JazzWax: How did you get your first name?
Junior Mance: I really am a junior. My dad was named Julian and so was I. To differentiate, my family called me Junior. When I started working professionally at age 10, everyone used Junior as my nickname.

JW: Did you say at age 10?
JM: Oh yes. I started fooling around on the piano when I was just 5. We had an old upright in the house in Evanston, Ill. It was there when we moved into our apartment. Before television, all homes had a piano. My father played it. I just picked things out at that age but I had a hunger for music.

JW: How did you start playing professionally?
JM: A saxophonist who lived upstairs had a gig at a roadhouse. One night his pianist got sick and he couldn't find anyone to fill in. He asked my dad if I could do the gig. My father said I could. Though I was 10 years old, the club owner was dumb about that stuff. In the late '30s, the clubs in Chicago never checked on a musician's age. Every club had the law in their pocket anyway.

_Image-based layout entries_:
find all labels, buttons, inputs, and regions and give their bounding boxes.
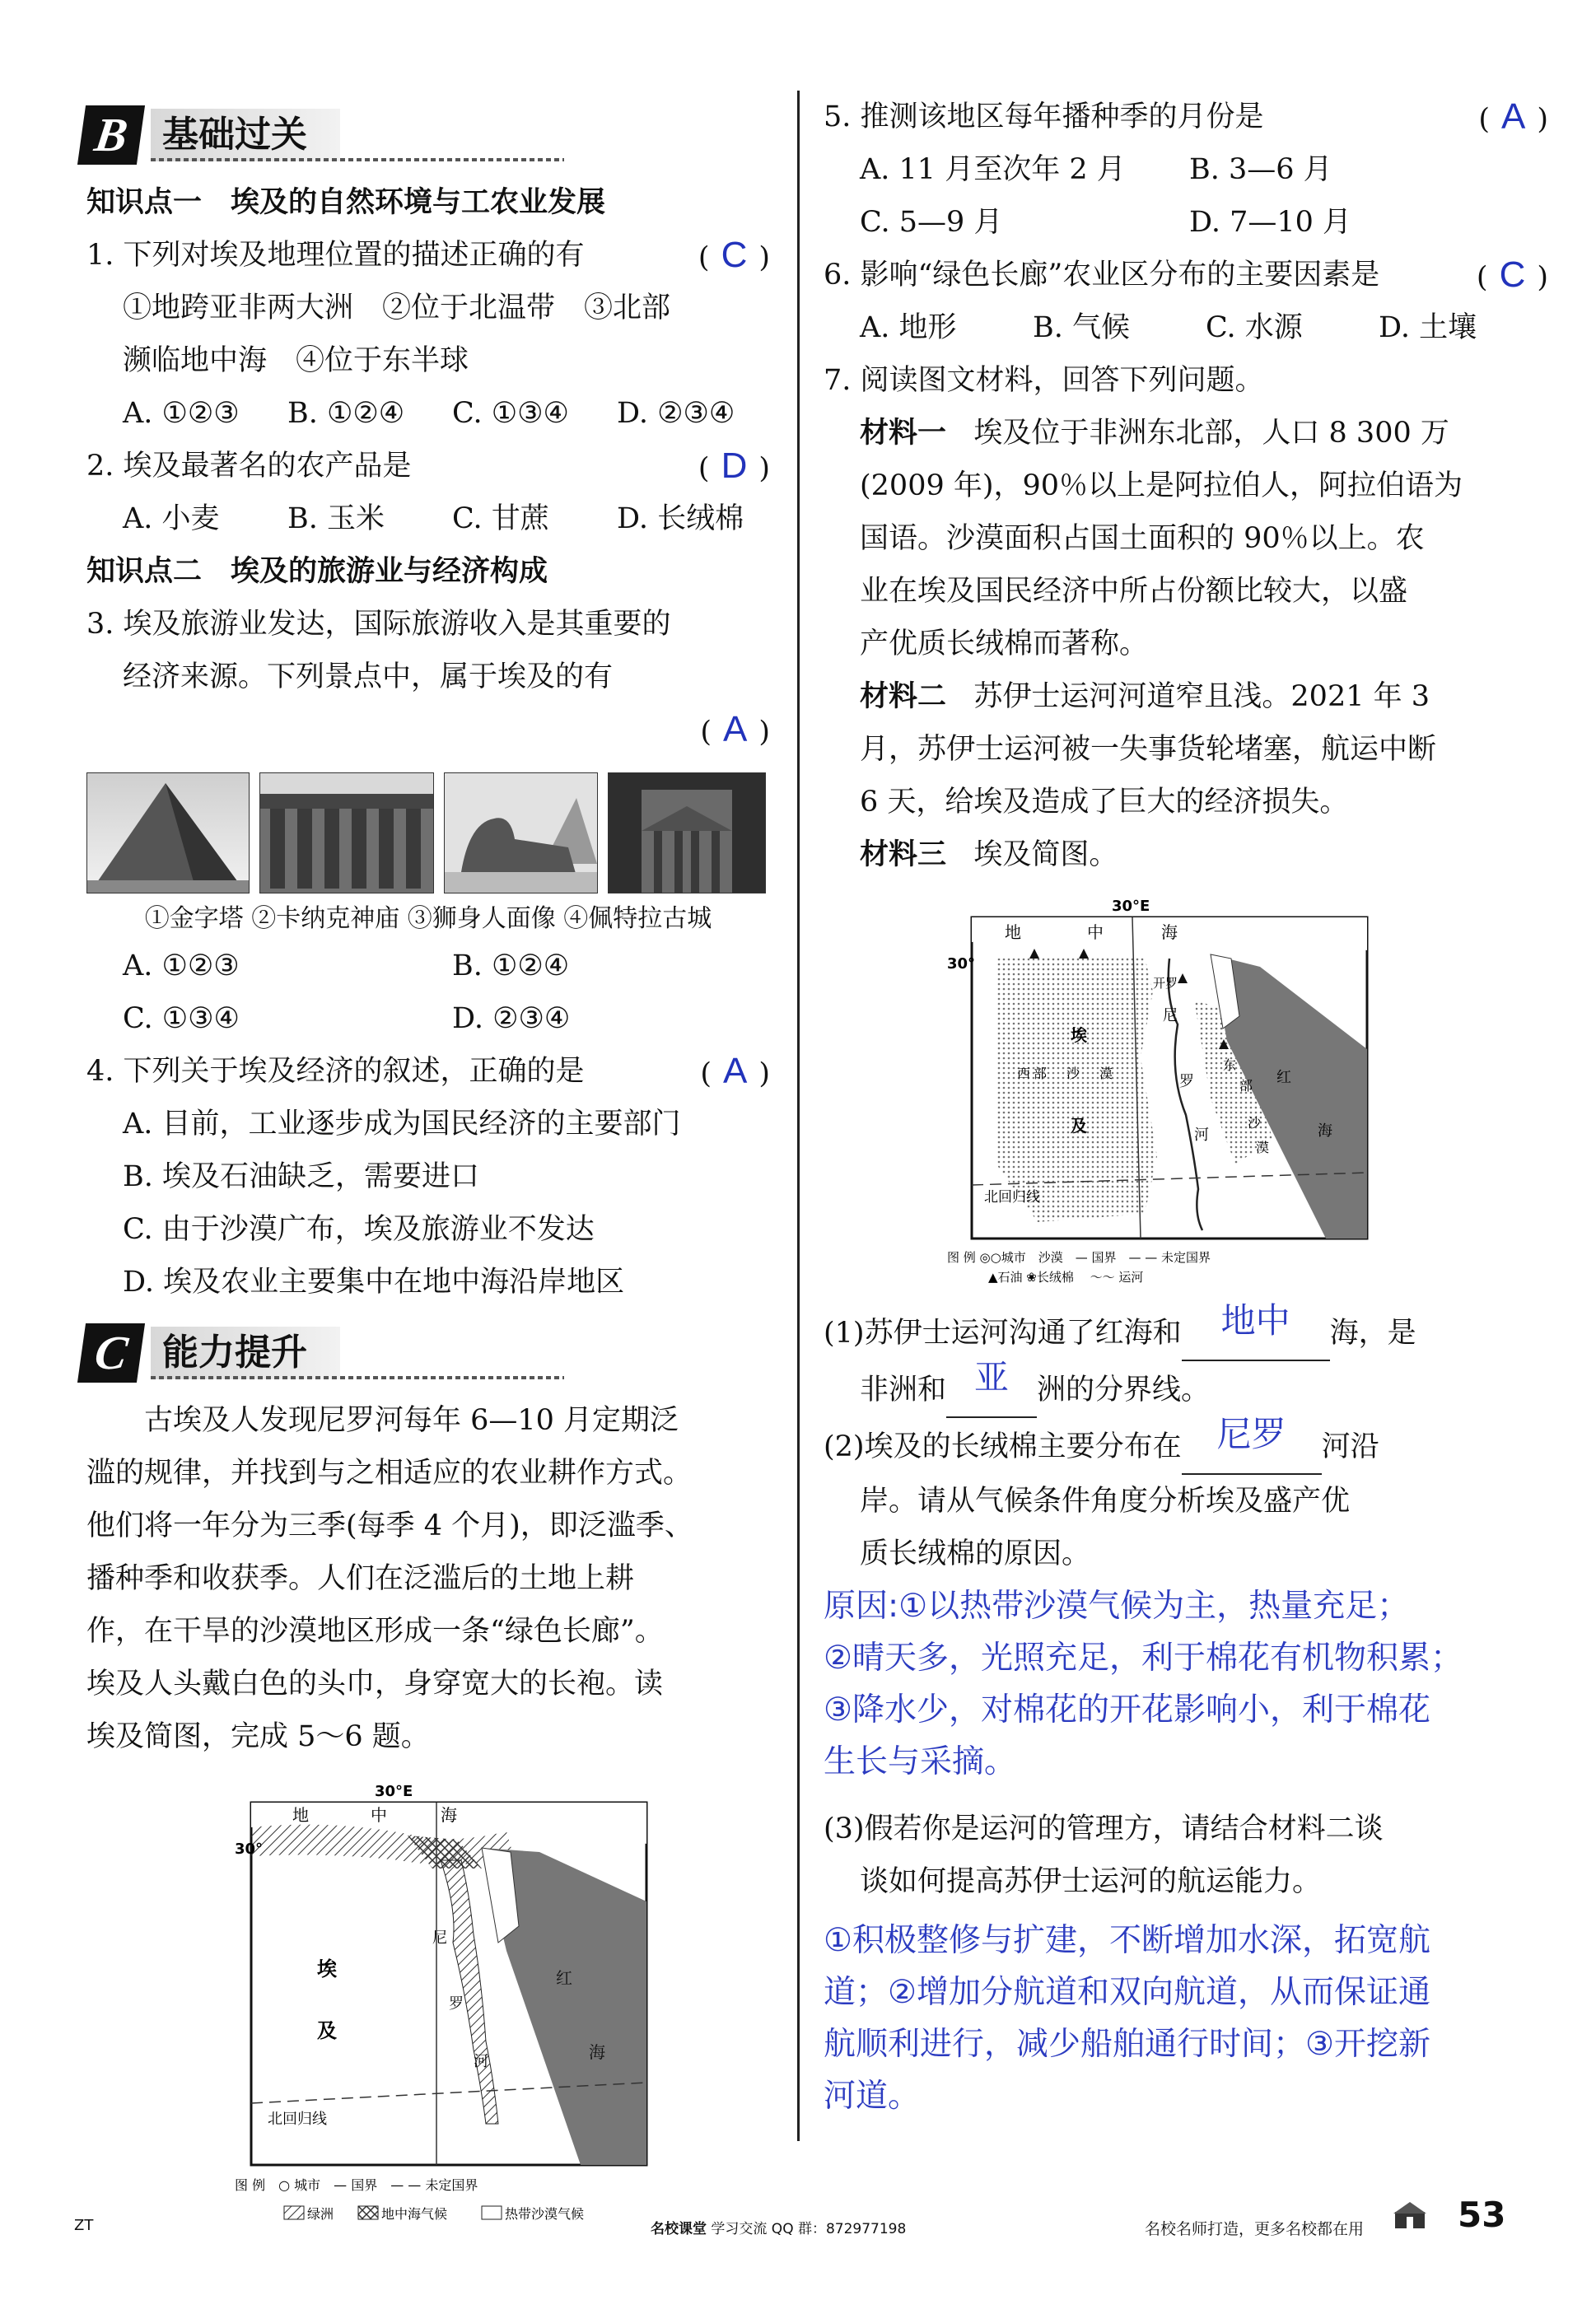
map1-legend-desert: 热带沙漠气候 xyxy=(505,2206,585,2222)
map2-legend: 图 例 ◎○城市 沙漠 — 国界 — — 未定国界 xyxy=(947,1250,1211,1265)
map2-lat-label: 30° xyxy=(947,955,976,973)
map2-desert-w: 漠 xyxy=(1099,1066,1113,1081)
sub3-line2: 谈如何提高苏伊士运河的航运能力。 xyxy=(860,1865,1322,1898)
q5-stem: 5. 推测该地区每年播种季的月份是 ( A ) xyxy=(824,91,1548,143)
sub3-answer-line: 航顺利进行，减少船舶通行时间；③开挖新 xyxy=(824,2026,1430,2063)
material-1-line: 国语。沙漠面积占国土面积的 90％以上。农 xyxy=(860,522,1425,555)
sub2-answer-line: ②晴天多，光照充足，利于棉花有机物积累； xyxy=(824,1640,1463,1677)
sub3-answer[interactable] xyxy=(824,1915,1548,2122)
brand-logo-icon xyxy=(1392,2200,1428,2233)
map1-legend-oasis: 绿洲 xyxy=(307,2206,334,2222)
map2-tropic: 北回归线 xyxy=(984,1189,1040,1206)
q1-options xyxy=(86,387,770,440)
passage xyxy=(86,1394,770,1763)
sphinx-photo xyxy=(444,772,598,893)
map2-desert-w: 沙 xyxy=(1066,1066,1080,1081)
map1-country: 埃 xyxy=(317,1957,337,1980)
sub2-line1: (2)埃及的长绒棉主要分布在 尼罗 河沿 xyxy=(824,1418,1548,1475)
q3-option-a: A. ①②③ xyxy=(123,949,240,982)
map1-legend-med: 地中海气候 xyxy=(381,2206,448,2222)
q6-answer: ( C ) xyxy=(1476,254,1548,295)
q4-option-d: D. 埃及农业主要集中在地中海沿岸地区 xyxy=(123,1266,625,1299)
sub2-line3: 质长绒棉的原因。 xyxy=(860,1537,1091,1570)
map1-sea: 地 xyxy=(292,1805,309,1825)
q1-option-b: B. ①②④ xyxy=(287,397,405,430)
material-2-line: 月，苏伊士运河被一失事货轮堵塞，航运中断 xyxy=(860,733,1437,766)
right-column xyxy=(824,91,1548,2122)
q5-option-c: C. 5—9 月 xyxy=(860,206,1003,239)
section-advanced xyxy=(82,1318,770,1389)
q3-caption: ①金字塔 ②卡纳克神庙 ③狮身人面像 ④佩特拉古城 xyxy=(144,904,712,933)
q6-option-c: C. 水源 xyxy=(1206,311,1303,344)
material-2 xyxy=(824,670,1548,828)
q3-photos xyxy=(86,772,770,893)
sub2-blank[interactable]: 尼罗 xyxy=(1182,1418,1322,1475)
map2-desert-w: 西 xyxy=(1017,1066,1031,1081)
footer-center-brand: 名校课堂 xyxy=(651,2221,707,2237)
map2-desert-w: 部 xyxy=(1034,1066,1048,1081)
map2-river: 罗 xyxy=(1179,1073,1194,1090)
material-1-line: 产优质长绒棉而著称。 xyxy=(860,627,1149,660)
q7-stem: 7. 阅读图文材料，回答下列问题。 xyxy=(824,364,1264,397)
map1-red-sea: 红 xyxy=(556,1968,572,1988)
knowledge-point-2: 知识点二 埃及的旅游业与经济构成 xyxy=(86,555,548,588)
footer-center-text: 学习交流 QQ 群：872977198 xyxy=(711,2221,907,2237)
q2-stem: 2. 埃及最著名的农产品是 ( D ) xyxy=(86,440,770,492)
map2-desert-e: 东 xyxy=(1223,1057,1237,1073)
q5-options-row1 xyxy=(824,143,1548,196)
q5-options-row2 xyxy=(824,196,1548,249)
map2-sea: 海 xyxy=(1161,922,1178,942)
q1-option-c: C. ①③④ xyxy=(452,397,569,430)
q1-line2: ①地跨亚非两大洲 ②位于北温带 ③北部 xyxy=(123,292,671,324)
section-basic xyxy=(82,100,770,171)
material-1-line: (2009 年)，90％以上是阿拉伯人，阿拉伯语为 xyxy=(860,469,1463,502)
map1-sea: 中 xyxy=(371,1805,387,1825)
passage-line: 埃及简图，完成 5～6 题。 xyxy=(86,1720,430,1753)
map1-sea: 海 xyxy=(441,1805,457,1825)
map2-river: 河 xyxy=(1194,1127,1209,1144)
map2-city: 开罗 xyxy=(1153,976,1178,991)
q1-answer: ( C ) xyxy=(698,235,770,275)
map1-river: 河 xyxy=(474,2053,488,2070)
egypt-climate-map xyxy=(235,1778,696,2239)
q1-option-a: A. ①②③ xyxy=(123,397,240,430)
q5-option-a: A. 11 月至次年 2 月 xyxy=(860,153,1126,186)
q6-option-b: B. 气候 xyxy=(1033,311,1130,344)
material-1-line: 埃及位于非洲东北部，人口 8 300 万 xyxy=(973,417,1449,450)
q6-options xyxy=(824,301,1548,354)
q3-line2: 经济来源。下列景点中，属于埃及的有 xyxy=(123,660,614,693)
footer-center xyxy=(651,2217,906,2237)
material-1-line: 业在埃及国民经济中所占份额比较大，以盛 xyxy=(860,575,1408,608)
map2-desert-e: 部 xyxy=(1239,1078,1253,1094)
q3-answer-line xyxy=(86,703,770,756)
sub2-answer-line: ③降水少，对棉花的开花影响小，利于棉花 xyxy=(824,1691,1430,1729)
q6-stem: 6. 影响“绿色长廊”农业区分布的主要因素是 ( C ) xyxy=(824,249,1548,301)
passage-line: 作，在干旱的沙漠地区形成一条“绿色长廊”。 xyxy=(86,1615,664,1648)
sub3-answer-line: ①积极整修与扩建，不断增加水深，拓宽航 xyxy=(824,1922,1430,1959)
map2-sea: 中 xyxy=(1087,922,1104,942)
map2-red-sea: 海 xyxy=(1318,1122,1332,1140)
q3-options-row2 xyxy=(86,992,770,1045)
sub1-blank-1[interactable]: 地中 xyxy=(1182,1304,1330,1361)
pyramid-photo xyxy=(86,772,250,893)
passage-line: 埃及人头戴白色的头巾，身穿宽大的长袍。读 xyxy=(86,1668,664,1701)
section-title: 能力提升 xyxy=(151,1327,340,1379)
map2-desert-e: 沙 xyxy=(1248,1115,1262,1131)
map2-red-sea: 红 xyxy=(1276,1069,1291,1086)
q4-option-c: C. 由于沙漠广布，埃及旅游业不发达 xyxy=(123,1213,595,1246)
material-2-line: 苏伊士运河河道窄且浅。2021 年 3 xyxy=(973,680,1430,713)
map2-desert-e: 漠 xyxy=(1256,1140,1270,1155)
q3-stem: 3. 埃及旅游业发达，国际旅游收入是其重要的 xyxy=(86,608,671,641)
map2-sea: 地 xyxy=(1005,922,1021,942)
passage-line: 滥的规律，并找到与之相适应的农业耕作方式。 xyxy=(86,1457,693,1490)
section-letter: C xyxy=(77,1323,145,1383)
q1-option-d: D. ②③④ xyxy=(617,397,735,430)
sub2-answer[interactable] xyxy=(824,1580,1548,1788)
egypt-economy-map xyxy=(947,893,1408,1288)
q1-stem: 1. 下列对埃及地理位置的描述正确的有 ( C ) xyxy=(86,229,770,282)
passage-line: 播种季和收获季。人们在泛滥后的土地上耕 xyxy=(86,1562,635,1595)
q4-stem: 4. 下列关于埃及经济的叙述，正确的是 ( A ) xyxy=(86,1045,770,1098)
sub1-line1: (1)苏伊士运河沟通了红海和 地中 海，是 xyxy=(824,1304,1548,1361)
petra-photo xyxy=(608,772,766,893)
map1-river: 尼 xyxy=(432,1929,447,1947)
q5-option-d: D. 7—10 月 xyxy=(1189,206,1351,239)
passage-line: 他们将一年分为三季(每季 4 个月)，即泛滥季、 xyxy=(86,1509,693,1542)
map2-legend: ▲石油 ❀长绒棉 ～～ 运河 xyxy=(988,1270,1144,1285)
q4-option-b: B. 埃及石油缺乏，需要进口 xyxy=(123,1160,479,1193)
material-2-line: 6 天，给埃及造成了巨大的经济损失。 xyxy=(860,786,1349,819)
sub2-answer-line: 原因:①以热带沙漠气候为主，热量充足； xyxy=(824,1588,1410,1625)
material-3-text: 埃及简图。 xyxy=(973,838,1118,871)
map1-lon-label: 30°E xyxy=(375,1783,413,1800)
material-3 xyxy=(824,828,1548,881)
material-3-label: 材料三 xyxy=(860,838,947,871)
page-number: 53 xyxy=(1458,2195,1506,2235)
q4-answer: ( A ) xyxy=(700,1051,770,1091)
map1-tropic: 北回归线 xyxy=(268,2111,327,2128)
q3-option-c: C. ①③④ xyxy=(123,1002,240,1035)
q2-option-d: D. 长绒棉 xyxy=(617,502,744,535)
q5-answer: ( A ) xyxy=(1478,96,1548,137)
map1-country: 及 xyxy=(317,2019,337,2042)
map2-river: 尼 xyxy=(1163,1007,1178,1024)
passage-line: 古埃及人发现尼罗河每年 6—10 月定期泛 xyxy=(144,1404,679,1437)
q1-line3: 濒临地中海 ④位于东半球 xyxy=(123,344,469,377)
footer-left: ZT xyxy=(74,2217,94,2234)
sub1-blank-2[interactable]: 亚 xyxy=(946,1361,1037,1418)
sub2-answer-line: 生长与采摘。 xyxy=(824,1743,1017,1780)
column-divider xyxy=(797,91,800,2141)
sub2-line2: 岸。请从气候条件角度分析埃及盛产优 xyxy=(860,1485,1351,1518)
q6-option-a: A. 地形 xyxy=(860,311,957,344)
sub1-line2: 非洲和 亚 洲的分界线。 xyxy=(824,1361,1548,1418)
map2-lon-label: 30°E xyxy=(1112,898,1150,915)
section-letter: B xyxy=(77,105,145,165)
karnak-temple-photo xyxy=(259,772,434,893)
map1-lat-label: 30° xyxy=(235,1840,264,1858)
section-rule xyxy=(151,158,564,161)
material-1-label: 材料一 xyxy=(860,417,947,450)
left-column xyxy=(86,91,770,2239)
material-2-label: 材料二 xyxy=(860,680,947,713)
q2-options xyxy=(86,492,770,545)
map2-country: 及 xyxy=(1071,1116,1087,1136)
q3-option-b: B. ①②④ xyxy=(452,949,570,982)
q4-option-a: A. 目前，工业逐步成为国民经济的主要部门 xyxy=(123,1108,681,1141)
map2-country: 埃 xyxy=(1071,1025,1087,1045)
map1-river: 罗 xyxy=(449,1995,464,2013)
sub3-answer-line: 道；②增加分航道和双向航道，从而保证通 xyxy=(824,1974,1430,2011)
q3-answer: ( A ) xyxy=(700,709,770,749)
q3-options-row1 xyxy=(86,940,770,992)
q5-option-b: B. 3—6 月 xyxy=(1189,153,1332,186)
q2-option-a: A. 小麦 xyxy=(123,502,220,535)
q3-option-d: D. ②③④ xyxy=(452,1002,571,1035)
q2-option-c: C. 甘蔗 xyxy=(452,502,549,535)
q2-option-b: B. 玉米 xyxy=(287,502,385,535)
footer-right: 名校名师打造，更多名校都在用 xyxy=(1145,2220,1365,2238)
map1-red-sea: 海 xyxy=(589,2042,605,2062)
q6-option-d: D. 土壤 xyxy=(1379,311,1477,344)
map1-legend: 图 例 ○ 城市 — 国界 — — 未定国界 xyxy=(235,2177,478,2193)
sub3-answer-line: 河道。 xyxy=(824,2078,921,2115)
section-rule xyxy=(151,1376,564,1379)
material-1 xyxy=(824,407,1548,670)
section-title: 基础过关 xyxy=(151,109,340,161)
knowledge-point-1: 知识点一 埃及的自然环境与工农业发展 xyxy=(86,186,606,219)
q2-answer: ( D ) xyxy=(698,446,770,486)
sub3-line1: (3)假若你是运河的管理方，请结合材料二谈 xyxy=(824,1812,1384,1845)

_Challenges_:
**a.** In the interview with Junior Mance, list every question the interviewer asks.
**b.** Reproduce the part of the interview with Junior Mance starting with "JM: Oh yes." and going on through "start playing professionally?".

_Solution list_:
**a.**
- How did you get your first name?
- Did you say at age 10?
- How did you start playing professionally?

**b.**
JM: Oh yes. I started fooling around on the piano when I was just 5. We had an old upright in the house in Evanston, Ill. It was there when we moved into our apartment. Before television, all homes had a piano. My father played it. I just picked things out at that age but I had a hunger for music.

JW: How did you start playing professionally?